## What to do
Which lines contain the word "Aviopari"? Return each of them as written.

## Records from a data collection
+ + + + + + +

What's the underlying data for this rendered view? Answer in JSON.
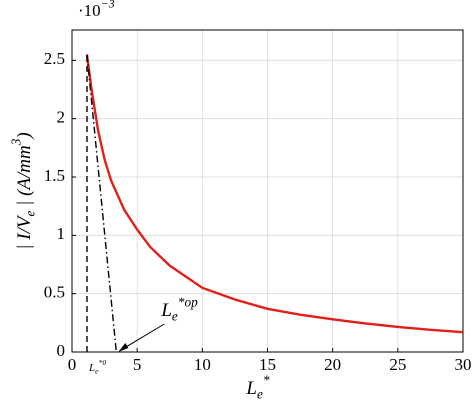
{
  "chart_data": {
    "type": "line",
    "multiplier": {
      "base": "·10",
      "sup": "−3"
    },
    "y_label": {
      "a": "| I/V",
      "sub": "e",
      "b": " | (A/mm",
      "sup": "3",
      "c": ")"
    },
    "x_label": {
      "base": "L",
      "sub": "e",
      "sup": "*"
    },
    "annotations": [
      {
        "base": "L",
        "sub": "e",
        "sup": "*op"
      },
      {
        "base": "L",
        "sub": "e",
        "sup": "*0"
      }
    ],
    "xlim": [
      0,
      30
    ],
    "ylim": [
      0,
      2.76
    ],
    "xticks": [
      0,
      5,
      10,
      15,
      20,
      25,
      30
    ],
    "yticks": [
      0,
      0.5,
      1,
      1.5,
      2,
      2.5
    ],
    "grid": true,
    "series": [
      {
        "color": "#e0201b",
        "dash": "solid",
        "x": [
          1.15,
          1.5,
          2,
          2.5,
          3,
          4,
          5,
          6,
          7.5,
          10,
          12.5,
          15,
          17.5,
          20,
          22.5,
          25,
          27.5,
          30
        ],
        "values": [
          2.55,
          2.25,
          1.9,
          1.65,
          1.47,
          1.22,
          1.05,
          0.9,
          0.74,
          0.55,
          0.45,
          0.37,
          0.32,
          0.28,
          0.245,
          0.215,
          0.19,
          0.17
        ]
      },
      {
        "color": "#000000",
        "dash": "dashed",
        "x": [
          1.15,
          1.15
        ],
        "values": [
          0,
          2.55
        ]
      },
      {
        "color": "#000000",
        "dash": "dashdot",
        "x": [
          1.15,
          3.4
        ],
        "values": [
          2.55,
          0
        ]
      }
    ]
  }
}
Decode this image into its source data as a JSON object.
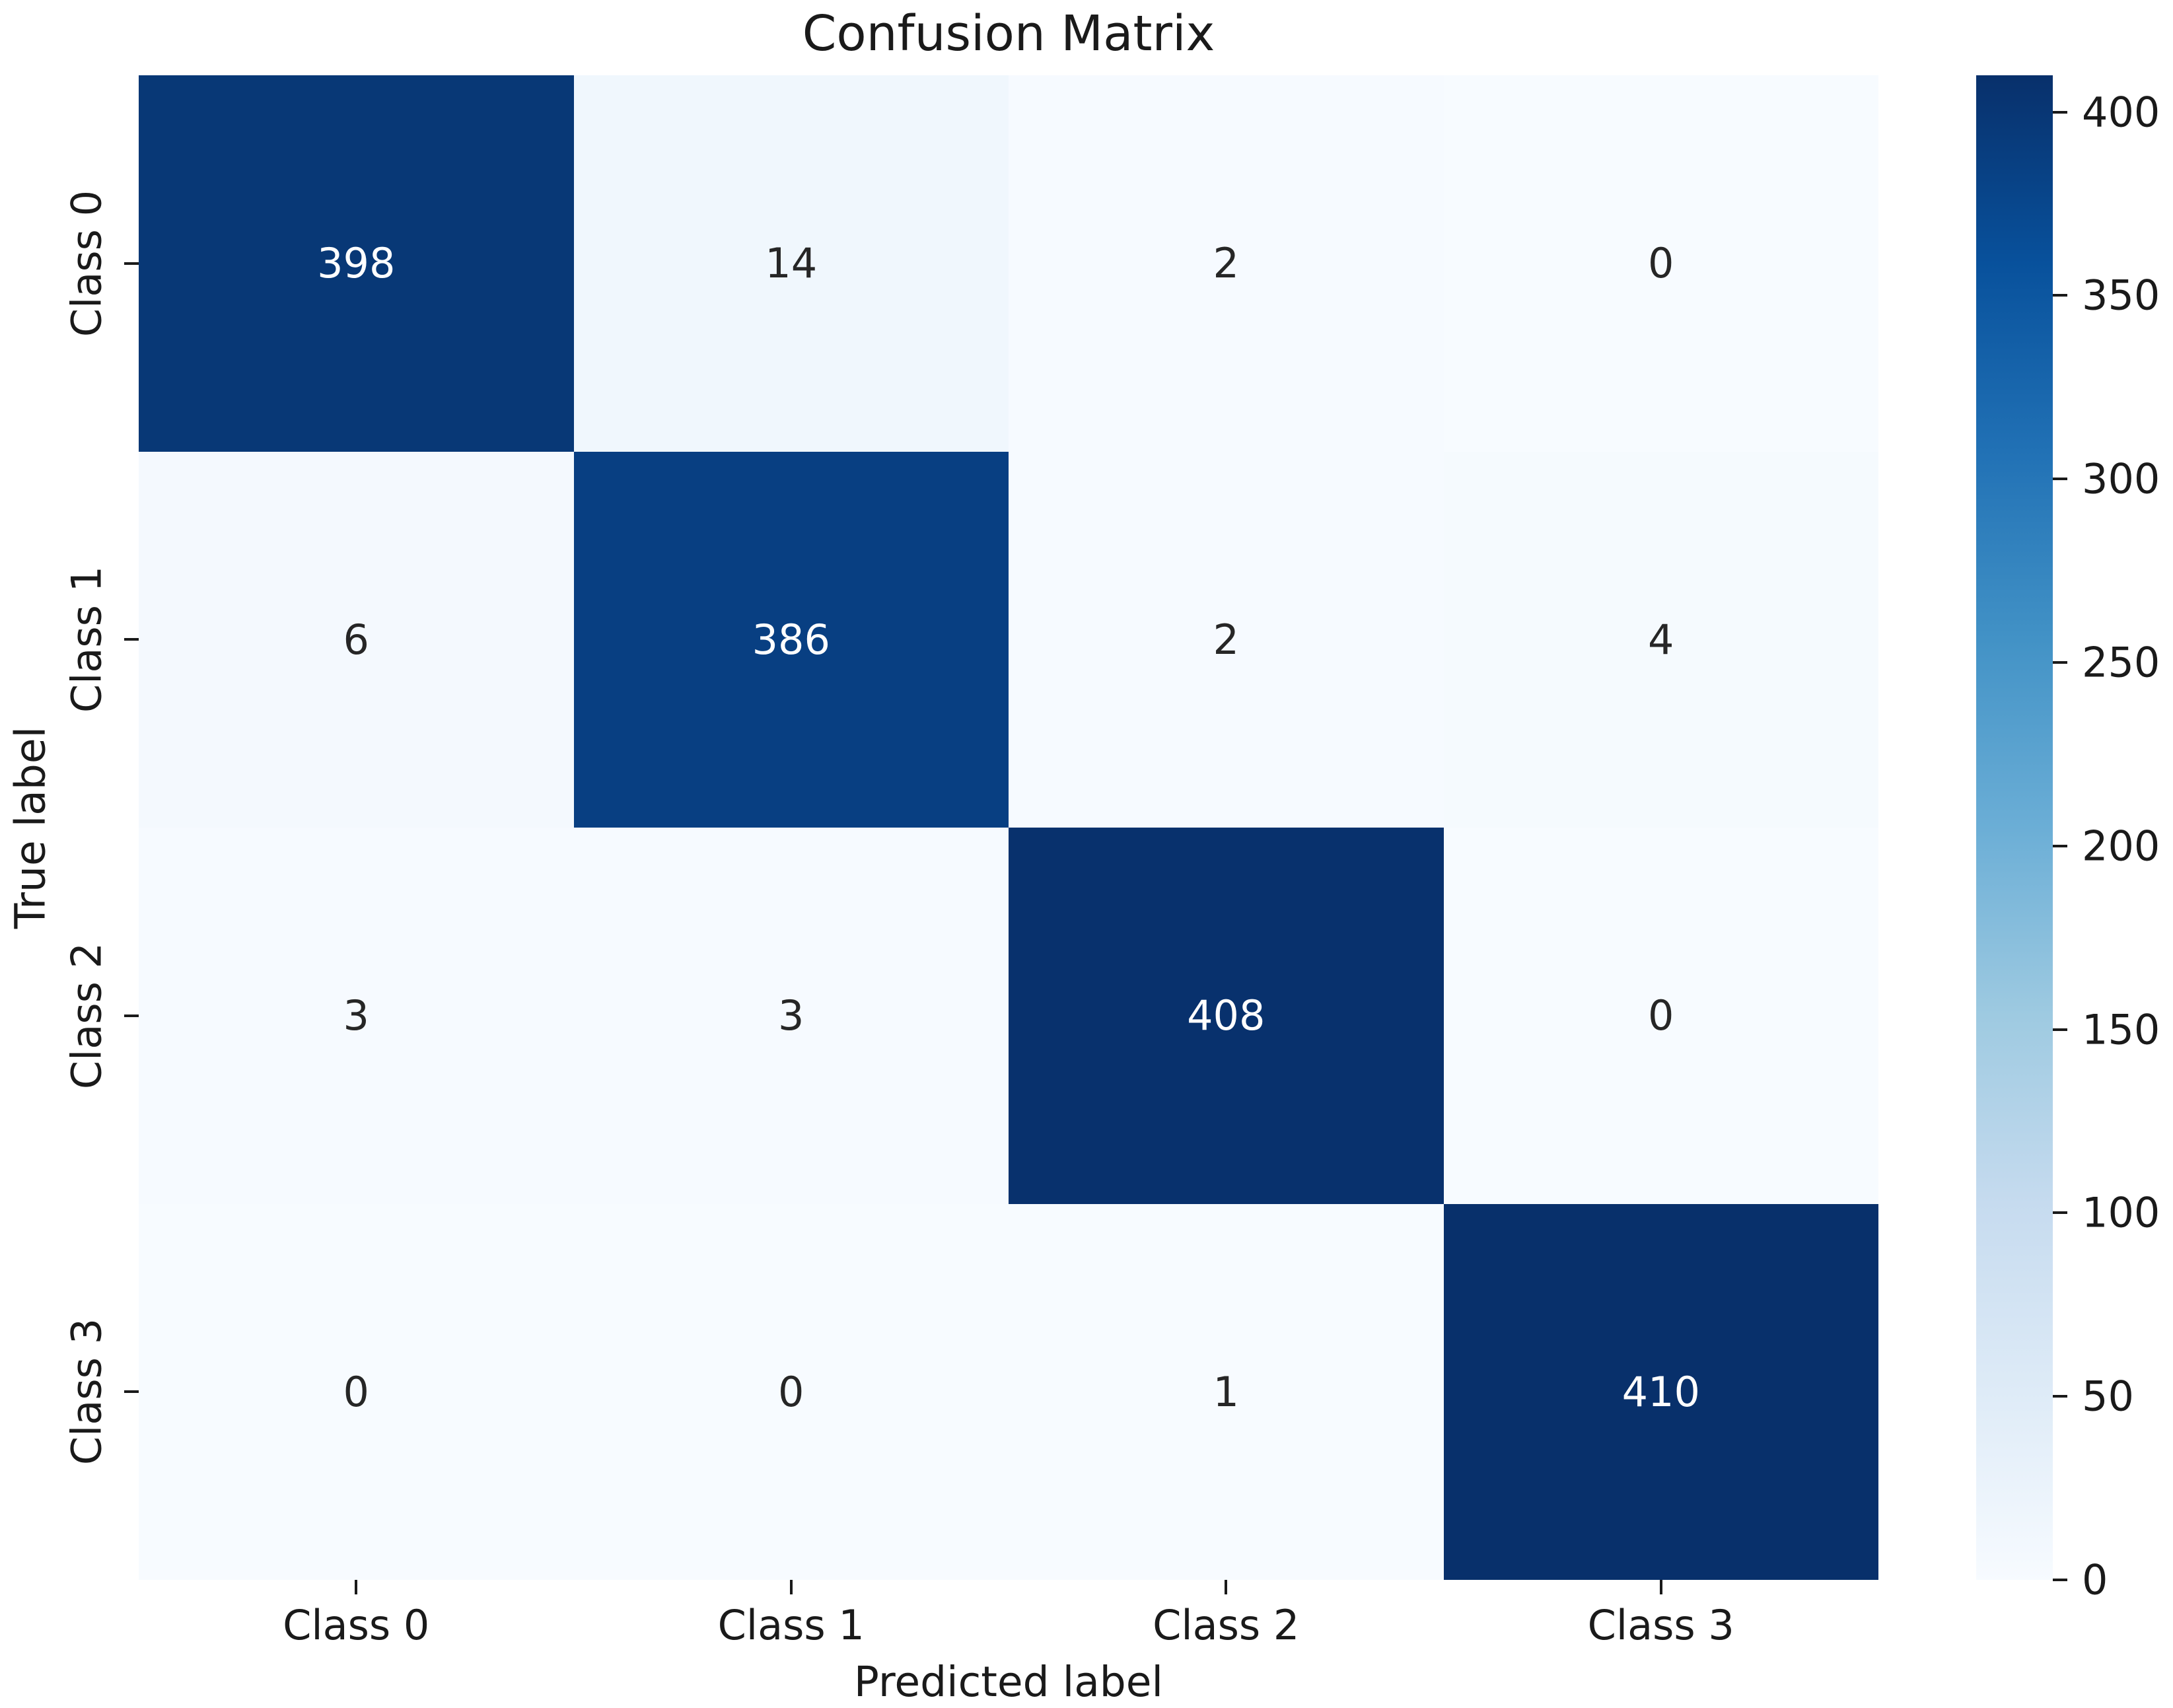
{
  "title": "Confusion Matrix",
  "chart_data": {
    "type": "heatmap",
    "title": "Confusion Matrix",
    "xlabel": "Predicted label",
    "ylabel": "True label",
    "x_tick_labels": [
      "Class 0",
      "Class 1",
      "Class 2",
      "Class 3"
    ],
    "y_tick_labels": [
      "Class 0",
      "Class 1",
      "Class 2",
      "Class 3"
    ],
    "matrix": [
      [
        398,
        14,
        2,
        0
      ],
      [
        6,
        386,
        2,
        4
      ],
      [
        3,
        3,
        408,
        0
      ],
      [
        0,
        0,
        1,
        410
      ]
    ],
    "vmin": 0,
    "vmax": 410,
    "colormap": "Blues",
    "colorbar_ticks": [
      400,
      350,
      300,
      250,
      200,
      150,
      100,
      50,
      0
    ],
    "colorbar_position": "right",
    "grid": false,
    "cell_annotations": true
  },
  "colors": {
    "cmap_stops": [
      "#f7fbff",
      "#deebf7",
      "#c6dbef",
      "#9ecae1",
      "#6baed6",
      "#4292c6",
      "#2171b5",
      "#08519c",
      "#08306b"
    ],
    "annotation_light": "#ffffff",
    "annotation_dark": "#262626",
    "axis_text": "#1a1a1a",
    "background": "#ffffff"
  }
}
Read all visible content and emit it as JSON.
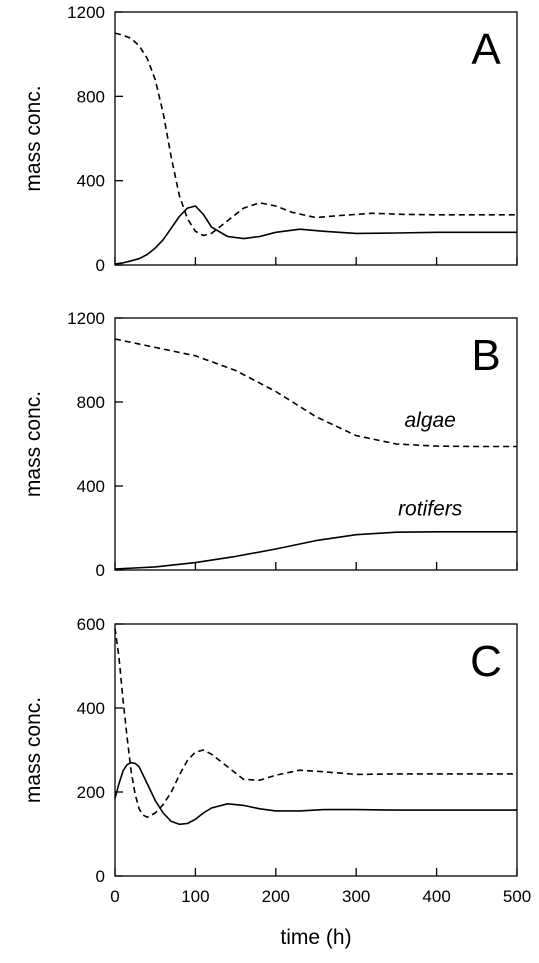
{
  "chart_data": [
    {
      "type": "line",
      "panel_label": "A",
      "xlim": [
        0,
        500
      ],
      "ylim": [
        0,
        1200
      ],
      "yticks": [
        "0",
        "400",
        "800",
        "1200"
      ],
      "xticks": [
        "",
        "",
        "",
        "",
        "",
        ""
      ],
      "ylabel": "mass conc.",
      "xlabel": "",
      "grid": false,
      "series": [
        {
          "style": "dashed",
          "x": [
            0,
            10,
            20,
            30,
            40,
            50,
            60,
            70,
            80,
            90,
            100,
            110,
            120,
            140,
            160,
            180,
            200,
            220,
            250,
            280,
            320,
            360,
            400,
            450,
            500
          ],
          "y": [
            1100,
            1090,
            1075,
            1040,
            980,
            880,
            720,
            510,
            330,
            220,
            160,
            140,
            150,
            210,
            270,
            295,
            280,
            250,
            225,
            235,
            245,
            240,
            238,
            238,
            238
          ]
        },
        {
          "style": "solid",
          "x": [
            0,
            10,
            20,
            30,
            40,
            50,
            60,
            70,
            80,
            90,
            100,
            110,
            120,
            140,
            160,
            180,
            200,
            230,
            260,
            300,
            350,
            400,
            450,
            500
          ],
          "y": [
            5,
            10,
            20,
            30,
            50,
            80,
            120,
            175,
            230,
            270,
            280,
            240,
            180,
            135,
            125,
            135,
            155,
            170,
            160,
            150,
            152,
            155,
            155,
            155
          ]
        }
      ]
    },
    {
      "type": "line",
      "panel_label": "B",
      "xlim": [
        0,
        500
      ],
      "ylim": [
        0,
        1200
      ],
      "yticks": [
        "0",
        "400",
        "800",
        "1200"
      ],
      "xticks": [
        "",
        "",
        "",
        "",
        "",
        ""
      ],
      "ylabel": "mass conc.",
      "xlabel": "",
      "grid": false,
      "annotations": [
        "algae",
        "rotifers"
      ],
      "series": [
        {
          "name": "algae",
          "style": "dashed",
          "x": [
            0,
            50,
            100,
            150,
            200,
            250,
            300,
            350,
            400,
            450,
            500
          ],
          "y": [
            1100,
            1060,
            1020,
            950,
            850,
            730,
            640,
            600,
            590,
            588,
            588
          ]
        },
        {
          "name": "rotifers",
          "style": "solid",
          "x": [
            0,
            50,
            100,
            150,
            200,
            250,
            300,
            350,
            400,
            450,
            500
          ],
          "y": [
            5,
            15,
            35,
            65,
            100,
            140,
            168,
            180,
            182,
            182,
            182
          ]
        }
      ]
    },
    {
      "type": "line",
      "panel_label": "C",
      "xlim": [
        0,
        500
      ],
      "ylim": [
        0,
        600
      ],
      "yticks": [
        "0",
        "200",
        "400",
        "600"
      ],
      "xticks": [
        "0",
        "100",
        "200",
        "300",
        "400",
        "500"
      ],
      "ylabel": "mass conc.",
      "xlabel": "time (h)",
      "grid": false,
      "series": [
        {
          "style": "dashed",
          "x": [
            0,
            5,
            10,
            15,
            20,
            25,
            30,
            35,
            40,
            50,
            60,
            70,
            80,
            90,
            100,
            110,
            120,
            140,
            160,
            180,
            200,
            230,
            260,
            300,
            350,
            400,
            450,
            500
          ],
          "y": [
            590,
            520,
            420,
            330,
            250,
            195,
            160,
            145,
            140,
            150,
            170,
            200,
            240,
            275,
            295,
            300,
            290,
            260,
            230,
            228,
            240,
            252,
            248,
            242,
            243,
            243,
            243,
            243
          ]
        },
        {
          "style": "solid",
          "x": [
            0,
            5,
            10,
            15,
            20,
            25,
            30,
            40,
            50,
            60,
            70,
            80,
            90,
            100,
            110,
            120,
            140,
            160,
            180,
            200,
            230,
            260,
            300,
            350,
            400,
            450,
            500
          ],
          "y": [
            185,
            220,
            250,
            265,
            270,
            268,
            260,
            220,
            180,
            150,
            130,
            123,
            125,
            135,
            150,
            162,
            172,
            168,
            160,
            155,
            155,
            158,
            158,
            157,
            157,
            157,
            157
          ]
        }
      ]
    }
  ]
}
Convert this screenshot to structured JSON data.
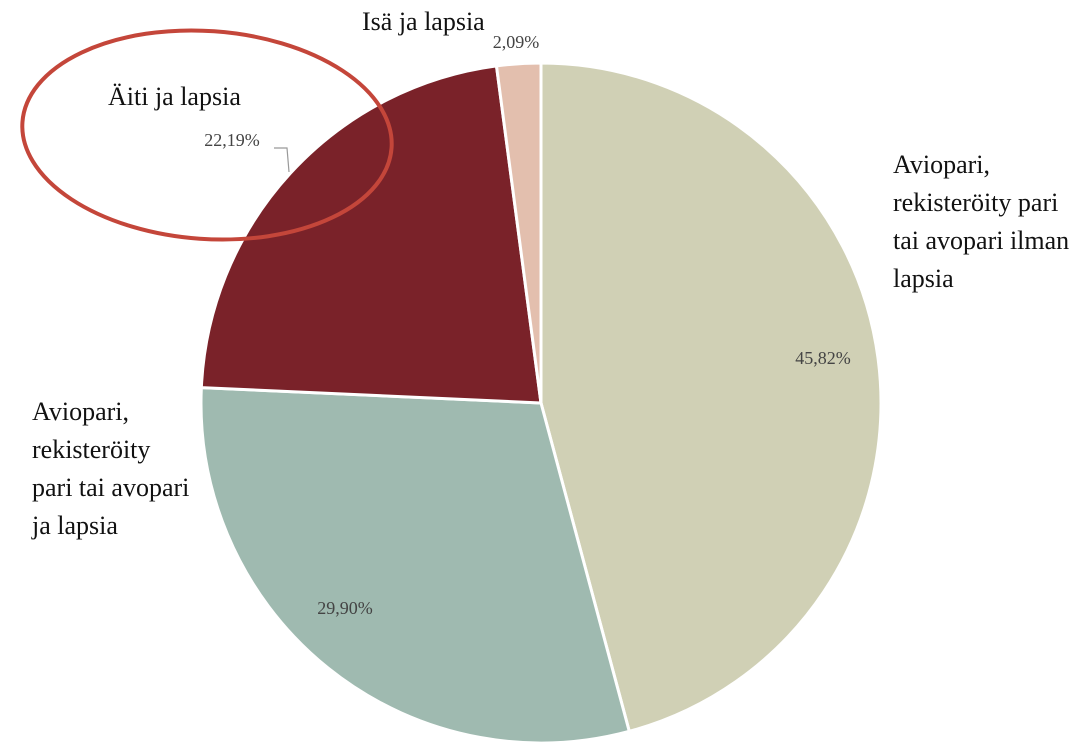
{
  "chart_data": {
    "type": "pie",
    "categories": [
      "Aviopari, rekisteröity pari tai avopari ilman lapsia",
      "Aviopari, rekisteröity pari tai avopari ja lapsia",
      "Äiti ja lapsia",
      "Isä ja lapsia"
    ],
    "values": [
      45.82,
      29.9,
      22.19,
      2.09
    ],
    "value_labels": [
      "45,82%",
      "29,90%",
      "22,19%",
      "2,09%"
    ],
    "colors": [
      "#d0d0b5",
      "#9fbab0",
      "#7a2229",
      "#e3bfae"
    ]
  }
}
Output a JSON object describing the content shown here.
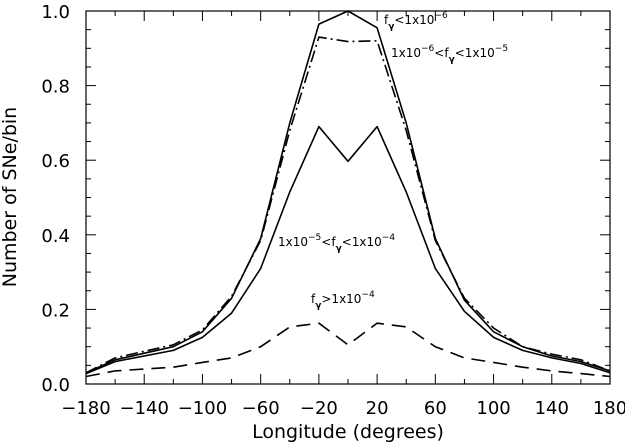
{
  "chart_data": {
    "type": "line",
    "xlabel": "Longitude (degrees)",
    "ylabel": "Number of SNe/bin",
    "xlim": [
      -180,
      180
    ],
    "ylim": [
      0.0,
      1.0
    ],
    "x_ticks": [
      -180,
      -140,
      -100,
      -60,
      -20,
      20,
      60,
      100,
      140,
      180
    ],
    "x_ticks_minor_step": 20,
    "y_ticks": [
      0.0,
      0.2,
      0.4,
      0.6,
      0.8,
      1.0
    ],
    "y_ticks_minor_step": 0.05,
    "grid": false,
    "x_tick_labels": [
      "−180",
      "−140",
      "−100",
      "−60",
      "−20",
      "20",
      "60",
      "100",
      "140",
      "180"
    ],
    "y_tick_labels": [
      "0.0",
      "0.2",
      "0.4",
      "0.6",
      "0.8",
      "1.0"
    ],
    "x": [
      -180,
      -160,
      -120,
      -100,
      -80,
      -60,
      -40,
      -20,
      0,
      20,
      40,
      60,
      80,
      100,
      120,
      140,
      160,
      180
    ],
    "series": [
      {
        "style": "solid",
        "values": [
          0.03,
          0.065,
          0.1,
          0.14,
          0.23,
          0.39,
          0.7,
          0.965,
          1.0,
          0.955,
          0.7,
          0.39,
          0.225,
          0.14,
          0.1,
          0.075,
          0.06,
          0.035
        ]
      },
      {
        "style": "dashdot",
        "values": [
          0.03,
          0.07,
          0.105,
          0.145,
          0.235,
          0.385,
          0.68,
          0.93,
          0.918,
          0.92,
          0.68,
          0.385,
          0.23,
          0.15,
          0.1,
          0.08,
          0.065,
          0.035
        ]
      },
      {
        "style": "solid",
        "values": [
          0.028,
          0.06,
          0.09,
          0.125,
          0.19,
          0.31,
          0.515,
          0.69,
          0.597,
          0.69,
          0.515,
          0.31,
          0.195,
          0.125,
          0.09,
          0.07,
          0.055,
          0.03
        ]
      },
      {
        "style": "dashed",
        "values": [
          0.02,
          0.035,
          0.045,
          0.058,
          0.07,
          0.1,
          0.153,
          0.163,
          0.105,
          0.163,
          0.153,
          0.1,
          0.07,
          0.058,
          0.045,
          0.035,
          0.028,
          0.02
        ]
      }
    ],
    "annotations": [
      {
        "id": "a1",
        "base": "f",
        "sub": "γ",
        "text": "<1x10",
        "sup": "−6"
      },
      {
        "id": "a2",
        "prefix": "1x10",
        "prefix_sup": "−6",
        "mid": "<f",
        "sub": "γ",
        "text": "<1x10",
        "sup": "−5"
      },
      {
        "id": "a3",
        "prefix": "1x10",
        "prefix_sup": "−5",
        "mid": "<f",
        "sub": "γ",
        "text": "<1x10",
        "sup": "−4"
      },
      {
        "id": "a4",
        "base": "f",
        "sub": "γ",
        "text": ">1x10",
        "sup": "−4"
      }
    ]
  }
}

+ + + + + + +

## Output for this task
      "Aviopari, rekisteröity pari tai avopari ilman lapsia",
      "Aviopari, rekisteröity pari tai avopari ja lapsia",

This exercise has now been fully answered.